_What you should do_
The entries below are to be transcribed in full, without their images.

Figure data in JSON:
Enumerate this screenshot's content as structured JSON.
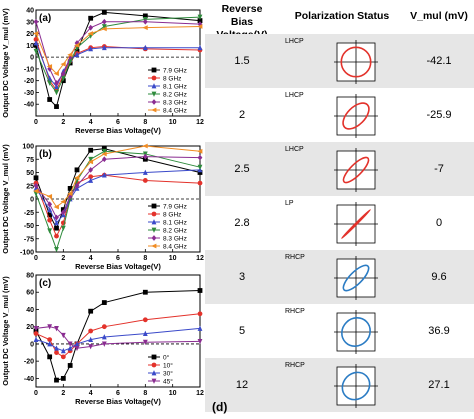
{
  "chart_data": [
    {
      "type": "line",
      "panel_label": "(a)",
      "xlabel": "Reverse Bias Voltage(V)",
      "ylabel": "Output DC Voltage V_mul (mV)",
      "xlim": [
        0,
        12
      ],
      "ylim": [
        -50,
        40
      ],
      "xticks": [
        0,
        2,
        4,
        6,
        8,
        10,
        12
      ],
      "yticks": [
        -40,
        -30,
        -20,
        -10,
        0,
        10,
        20,
        30,
        40
      ],
      "x": [
        0,
        1,
        1.5,
        2,
        2.5,
        3,
        4,
        5,
        8,
        12
      ],
      "legend_position": "lower-right",
      "series": [
        {
          "name": "7.9 GHz",
          "color": "#000000",
          "marker": "square",
          "values": [
            10,
            -36,
            -42,
            -20,
            -5,
            5,
            33,
            38,
            35,
            31
          ]
        },
        {
          "name": "8 GHz",
          "color": "#e3322b",
          "marker": "circle",
          "values": [
            15,
            -20,
            -28,
            -15,
            -3,
            3,
            8,
            9,
            7,
            6
          ]
        },
        {
          "name": "8.1 GHz",
          "color": "#3a49c9",
          "marker": "triangle",
          "values": [
            12,
            -18,
            -25,
            -12,
            -2,
            2,
            7,
            8,
            8,
            8
          ]
        },
        {
          "name": "8.2 GHz",
          "color": "#2e8b3c",
          "marker": "triangle-down",
          "values": [
            5,
            -22,
            -30,
            -18,
            -4,
            8,
            18,
            26,
            32,
            34
          ]
        },
        {
          "name": "8.3 GHz",
          "color": "#8a2c91",
          "marker": "diamond",
          "values": [
            30,
            -10,
            -22,
            -14,
            0,
            12,
            25,
            30,
            30,
            28
          ]
        },
        {
          "name": "8.4 GHz",
          "color": "#f08c24",
          "marker": "triangle-left",
          "values": [
            20,
            -8,
            -14,
            -6,
            2,
            10,
            20,
            24,
            25,
            26
          ]
        }
      ]
    },
    {
      "type": "line",
      "panel_label": "(b)",
      "xlabel": "Reverse Bias Voltage(V)",
      "ylabel": "Output DC Voltage V_mul (mV)",
      "xlim": [
        0,
        12
      ],
      "ylim": [
        -100,
        100
      ],
      "xticks": [
        0,
        2,
        4,
        6,
        8,
        10,
        12
      ],
      "yticks": [
        -100,
        -75,
        -50,
        -25,
        0,
        25,
        50,
        75,
        100
      ],
      "x": [
        0,
        1,
        1.5,
        2,
        2.5,
        3,
        4,
        5,
        8,
        12
      ],
      "legend_position": "lower-right",
      "series": [
        {
          "name": "7.9 GHz",
          "color": "#000000",
          "marker": "square",
          "values": [
            40,
            -30,
            -55,
            -20,
            20,
            55,
            92,
            95,
            75,
            50
          ]
        },
        {
          "name": "8 GHz",
          "color": "#e3322b",
          "marker": "circle",
          "values": [
            30,
            -40,
            -70,
            -45,
            5,
            30,
            42,
            45,
            35,
            30
          ]
        },
        {
          "name": "8.1 GHz",
          "color": "#3a49c9",
          "marker": "triangle",
          "values": [
            20,
            -20,
            -45,
            -30,
            0,
            20,
            35,
            45,
            50,
            55
          ]
        },
        {
          "name": "8.2 GHz",
          "color": "#2e8b3c",
          "marker": "triangle-down",
          "values": [
            10,
            -60,
            -95,
            -55,
            0,
            35,
            75,
            90,
            85,
            60
          ]
        },
        {
          "name": "8.3 GHz",
          "color": "#8a2c91",
          "marker": "diamond",
          "values": [
            25,
            -10,
            -35,
            -25,
            5,
            25,
            55,
            75,
            80,
            78
          ]
        },
        {
          "name": "8.4 GHz",
          "color": "#f08c24",
          "marker": "triangle-left",
          "values": [
            15,
            5,
            -15,
            -5,
            10,
            40,
            70,
            85,
            100,
            90
          ]
        }
      ]
    },
    {
      "type": "line",
      "panel_label": "(c)",
      "xlabel": "Reverse Bias Voltage(V)",
      "ylabel": "Output DC Voltage V_mul (mV)",
      "xlim": [
        0,
        12
      ],
      "ylim": [
        -50,
        80
      ],
      "xticks": [
        0,
        2,
        4,
        6,
        8,
        10,
        12
      ],
      "yticks": [
        -40,
        -20,
        0,
        20,
        40,
        60,
        80
      ],
      "x": [
        0,
        1,
        1.5,
        2,
        2.5,
        3,
        4,
        5,
        8,
        12
      ],
      "legend_position": "lower-right",
      "series": [
        {
          "name": "0°",
          "color": "#000000",
          "marker": "square",
          "values": [
            15,
            -15,
            -42,
            -40,
            -25,
            0,
            38,
            48,
            60,
            62
          ]
        },
        {
          "name": "10°",
          "color": "#e3322b",
          "marker": "circle",
          "values": [
            12,
            5,
            -10,
            -15,
            -8,
            0,
            15,
            20,
            28,
            35
          ]
        },
        {
          "name": "30°",
          "color": "#3a49c9",
          "marker": "triangle",
          "values": [
            5,
            0,
            -5,
            -8,
            -5,
            0,
            5,
            8,
            12,
            18
          ]
        },
        {
          "name": "45°",
          "color": "#8a2c91",
          "marker": "triangle-down",
          "values": [
            18,
            20,
            18,
            10,
            0,
            -5,
            -3,
            0,
            2,
            3
          ]
        }
      ]
    }
  ],
  "table": {
    "headers": {
      "voltage": "Reverse Bias Voltage(V)",
      "polarization": "Polarization Status",
      "vmul": "V_mul (mV)"
    },
    "panel_label": "(d)",
    "rows": [
      {
        "voltage": "1.5",
        "pol": "LHCP",
        "vmul": "-42.1",
        "color": "#e3322b",
        "rx": 0.92,
        "ry": 0.92,
        "rot": 0
      },
      {
        "voltage": "2",
        "pol": "LHCP",
        "vmul": "-25.9",
        "color": "#e3322b",
        "rx": 1.0,
        "ry": 0.55,
        "rot": -45
      },
      {
        "voltage": "2.5",
        "pol": "LHCP",
        "vmul": "-7",
        "color": "#e3322b",
        "rx": 1.05,
        "ry": 0.35,
        "rot": -45
      },
      {
        "voltage": "2.8",
        "pol": "LP",
        "vmul": "0",
        "color": "#e3322b",
        "rx": 1.25,
        "ry": 0.0,
        "rot": -45
      },
      {
        "voltage": "3",
        "pol": "RHCP",
        "vmul": "9.6",
        "color": "#2b7cc4",
        "rx": 1.05,
        "ry": 0.38,
        "rot": -45
      },
      {
        "voltage": "5",
        "pol": "RHCP",
        "vmul": "36.9",
        "color": "#2b7cc4",
        "rx": 0.92,
        "ry": 0.85,
        "rot": -45
      },
      {
        "voltage": "12",
        "pol": "RHCP",
        "vmul": "27.1",
        "color": "#2b7cc4",
        "rx": 0.9,
        "ry": 0.8,
        "rot": -45
      }
    ]
  }
}
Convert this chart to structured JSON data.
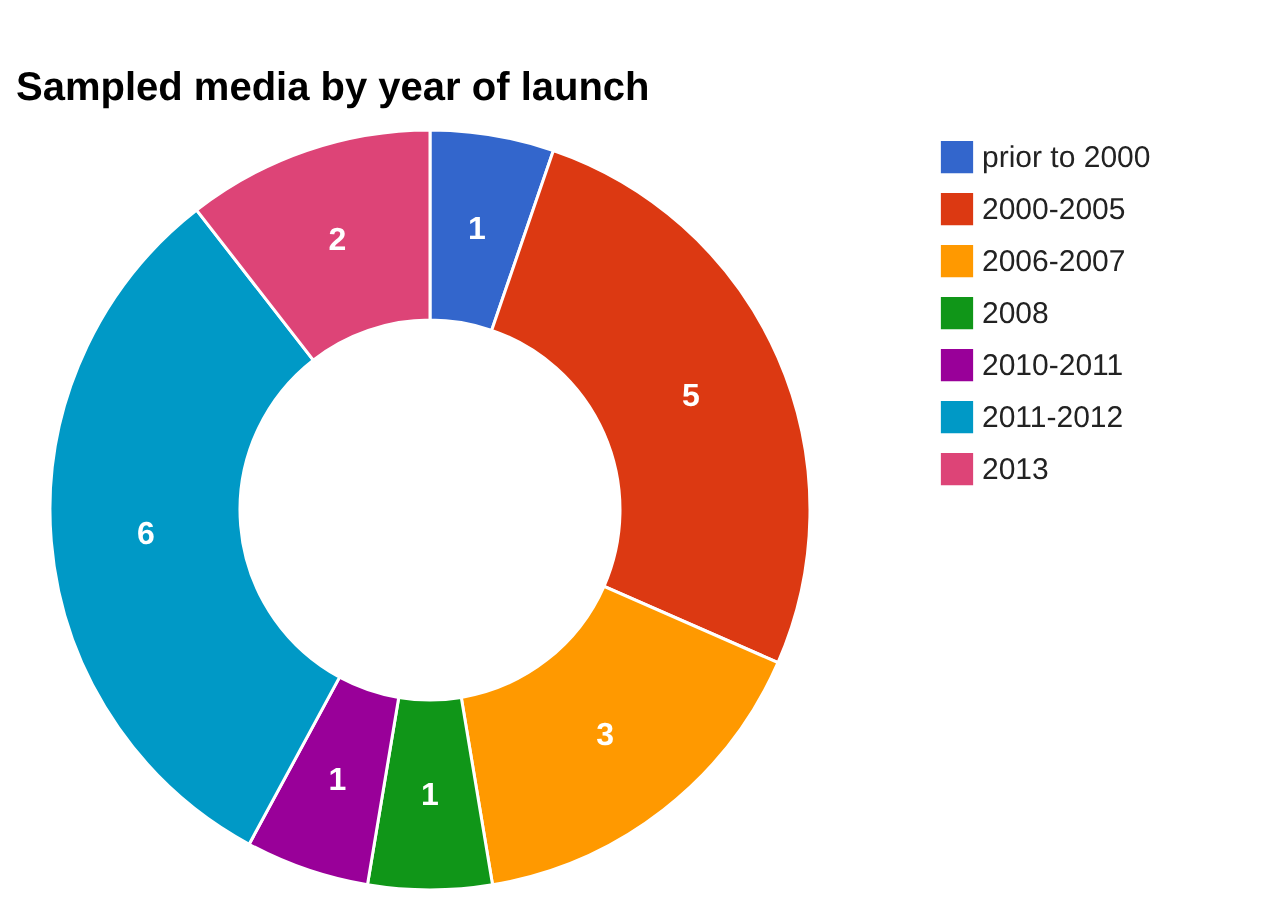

_Result of this exercise_
Enumerate this screenshot's content as structured JSON.
{
  "chart_data": [
    {
      "type": "line",
      "panel_label": "(a)",
      "xlabel": "Reverse Bias Voltage(V)",
      "ylabel": "Output DC Voltage V_mul (mV)",
      "xlim": [
        0,
        12
      ],
      "ylim": [
        -50,
        40
      ],
      "xticks": [
        0,
        2,
        4,
        6,
        8,
        10,
        12
      ],
      "yticks": [
        -40,
        -30,
        -20,
        -10,
        0,
        10,
        20,
        30,
        40
      ],
      "x": [
        0,
        1,
        1.5,
        2,
        2.5,
        3,
        4,
        5,
        8,
        12
      ],
      "legend_position": "lower-right",
      "series": [
        {
          "name": "7.9 GHz",
          "color": "#000000",
          "marker": "square",
          "values": [
            10,
            -36,
            -42,
            -20,
            -5,
            5,
            33,
            38,
            35,
            31
          ]
        },
        {
          "name": "8 GHz",
          "color": "#e3322b",
          "marker": "circle",
          "values": [
            15,
            -20,
            -28,
            -15,
            -3,
            3,
            8,
            9,
            7,
            6
          ]
        },
        {
          "name": "8.1 GHz",
          "color": "#3a49c9",
          "marker": "triangle",
          "values": [
            12,
            -18,
            -25,
            -12,
            -2,
            2,
            7,
            8,
            8,
            8
          ]
        },
        {
          "name": "8.2 GHz",
          "color": "#2e8b3c",
          "marker": "triangle-down",
          "values": [
            5,
            -22,
            -30,
            -18,
            -4,
            8,
            18,
            26,
            32,
            34
          ]
        },
        {
          "name": "8.3 GHz",
          "color": "#8a2c91",
          "marker": "diamond",
          "values": [
            30,
            -10,
            -22,
            -14,
            0,
            12,
            25,
            30,
            30,
            28
          ]
        },
        {
          "name": "8.4 GHz",
          "color": "#f08c24",
          "marker": "triangle-left",
          "values": [
            20,
            -8,
            -14,
            -6,
            2,
            10,
            20,
            24,
            25,
            26
          ]
        }
      ]
    },
    {
      "type": "line",
      "panel_label": "(b)",
      "xlabel": "Reverse Bias Voltage(V)",
      "ylabel": "Output DC Voltage V_mul (mV)",
      "xlim": [
        0,
        12
      ],
      "ylim": [
        -100,
        100
      ],
      "xticks": [
        0,
        2,
        4,
        6,
        8,
        10,
        12
      ],
      "yticks": [
        -100,
        -75,
        -50,
        -25,
        0,
        25,
        50,
        75,
        100
      ],
      "x": [
        0,
        1,
        1.5,
        2,
        2.5,
        3,
        4,
        5,
        8,
        12
      ],
      "legend_position": "lower-right",
      "series": [
        {
          "name": "7.9 GHz",
          "color": "#000000",
          "marker": "square",
          "values": [
            40,
            -30,
            -55,
            -20,
            20,
            55,
            92,
            95,
            75,
            50
          ]
        },
        {
          "name": "8 GHz",
          "color": "#e3322b",
          "marker": "circle",
          "values": [
            30,
            -40,
            -70,
            -45,
            5,
            30,
            42,
            45,
            35,
            30
          ]
        },
        {
          "name": "8.1 GHz",
          "color": "#3a49c9",
          "marker": "triangle",
          "values": [
            20,
            -20,
            -45,
            -30,
            0,
            20,
            35,
            45,
            50,
            55
          ]
        },
        {
          "name": "8.2 GHz",
          "color": "#2e8b3c",
          "marker": "triangle-down",
          "values": [
            10,
            -60,
            -95,
            -55,
            0,
            35,
            75,
            90,
            85,
            60
          ]
        },
        {
          "name": "8.3 GHz",
          "color": "#8a2c91",
          "marker": "diamond",
          "values": [
            25,
            -10,
            -35,
            -25,
            5,
            25,
            55,
            75,
            80,
            78
          ]
        },
        {
          "name": "8.4 GHz",
          "color": "#f08c24",
          "marker": "triangle-left",
          "values": [
            15,
            5,
            -15,
            -5,
            10,
            40,
            70,
            85,
            100,
            90
          ]
        }
      ]
    },
    {
      "type": "line",
      "panel_label": "(c)",
      "xlabel": "Reverse Bias Voltage(V)",
      "ylabel": "Output DC Voltage V_mul (mV)",
      "xlim": [
        0,
        12
      ],
      "ylim": [
        -50,
        80
      ],
      "xticks": [
        0,
        2,
        4,
        6,
        8,
        10,
        12
      ],
      "yticks": [
        -40,
        -20,
        0,
        20,
        40,
        60,
        80
      ],
      "x": [
        0,
        1,
        1.5,
        2,
        2.5,
        3,
        4,
        5,
        8,
        12
      ],
      "legend_position": "lower-right",
      "series": [
        {
          "name": "0°",
          "color": "#000000",
          "marker": "square",
          "values": [
            15,
            -15,
            -42,
            -40,
            -25,
            0,
            38,
            48,
            60,
            62
          ]
        },
        {
          "name": "10°",
          "color": "#e3322b",
          "marker": "circle",
          "values": [
            12,
            5,
            -10,
            -15,
            -8,
            0,
            15,
            20,
            28,
            35
          ]
        },
        {
          "name": "30°",
          "color": "#3a49c9",
          "marker": "triangle",
          "values": [
            5,
            0,
            -5,
            -8,
            -5,
            0,
            5,
            8,
            12,
            18
          ]
        },
        {
          "name": "45°",
          "color": "#8a2c91",
          "marker": "triangle-down",
          "values": [
            18,
            20,
            18,
            10,
            0,
            -5,
            -3,
            0,
            2,
            3
          ]
        }
      ]
    }
  ],
  "table": {
    "headers": {
      "voltage": "Reverse Bias Voltage(V)",
      "polarization": "Polarization Status",
      "vmul": "V_mul (mV)"
    },
    "panel_label": "(d)",
    "rows": [
      {
        "voltage": "1.5",
        "pol": "LHCP",
        "vmul": "-42.1",
        "color": "#e3322b",
        "rx": 0.92,
        "ry": 0.92,
        "rot": 0
      },
      {
        "voltage": "2",
        "pol": "LHCP",
        "vmul": "-25.9",
        "color": "#e3322b",
        "rx": 1.0,
        "ry": 0.55,
        "rot": -45
      },
      {
        "voltage": "2.5",
        "pol": "LHCP",
        "vmul": "-7",
        "color": "#e3322b",
        "rx": 1.05,
        "ry": 0.35,
        "rot": -45
      },
      {
        "voltage": "2.8",
        "pol": "LP",
        "vmul": "0",
        "color": "#e3322b",
        "rx": 1.25,
        "ry": 0.0,
        "rot": -45
      },
      {
        "voltage": "3",
        "pol": "RHCP",
        "vmul": "9.6",
        "color": "#2b7cc4",
        "rx": 1.05,
        "ry": 0.38,
        "rot": -45
      },
      {
        "voltage": "5",
        "pol": "RHCP",
        "vmul": "36.9",
        "color": "#2b7cc4",
        "rx": 0.92,
        "ry": 0.85,
        "rot": -45
      },
      {
        "voltage": "12",
        "pol": "RHCP",
        "vmul": "27.1",
        "color": "#2b7cc4",
        "rx": 0.9,
        "ry": 0.8,
        "rot": -45
      }
    ]
  }
}
Convert this chart to structured JSON data.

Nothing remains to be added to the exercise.